[Set problem] Print the data exactly, leaving nothing out.

(Records)
● ● ●

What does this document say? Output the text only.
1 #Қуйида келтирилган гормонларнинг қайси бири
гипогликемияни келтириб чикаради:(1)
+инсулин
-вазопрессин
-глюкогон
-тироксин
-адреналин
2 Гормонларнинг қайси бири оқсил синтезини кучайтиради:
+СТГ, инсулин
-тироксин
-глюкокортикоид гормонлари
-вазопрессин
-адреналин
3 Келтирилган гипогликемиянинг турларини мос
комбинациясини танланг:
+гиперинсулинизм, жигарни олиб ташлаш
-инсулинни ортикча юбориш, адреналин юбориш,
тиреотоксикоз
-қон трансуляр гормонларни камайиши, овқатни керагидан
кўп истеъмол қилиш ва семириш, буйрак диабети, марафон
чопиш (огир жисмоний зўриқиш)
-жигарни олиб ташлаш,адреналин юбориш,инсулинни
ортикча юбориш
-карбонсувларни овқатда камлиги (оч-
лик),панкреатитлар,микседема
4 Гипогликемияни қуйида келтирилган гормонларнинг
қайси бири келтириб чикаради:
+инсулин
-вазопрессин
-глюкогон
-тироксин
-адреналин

● ● ●

[In response]
What does this document say? Output the text only.
1 #Қуйида келтирилган гормонларнинг қайси бири
гипогликемияни келтириб чикаради:(1)
+инсулин
-вазопрессин
-глюкогон
-тироксин
-адреналин
2 Гормонларнинг қайси бири оқсил синтезини кучайтиради:
+СТГ, инсулин
-тироксин
-глюкокортикоид гормонлари
-вазопрессин
-адреналин
3 Келтирилган гипогликемиянинг турларини мос
комбинациясини танланг:
+гиперинсулинизм, жигарни олиб ташлаш
-инсулинни ортикча юбориш, адреналин юбориш,
тиреотоксикоз
-қон трансуляр гормонларни камайиши, овқатни керагидан
кўп истеъмол қилиш ва семириш, буйрак диабети, марафон
чопиш (огир жисмоний зўриқиш)
-жигарни олиб ташлаш,адреналин юбориш,инсулинни
ортикча юбориш
-карбонсувларни овқатда камлиги (оч-
лик),панкреатитлар,микседема
4 Гипогликемияни қуйида келтирилган гормонларнинг
қайси бири келтириб чикаради:
+инсулин
-вазопрессин
-глюкогон
-тироксин
-адреналин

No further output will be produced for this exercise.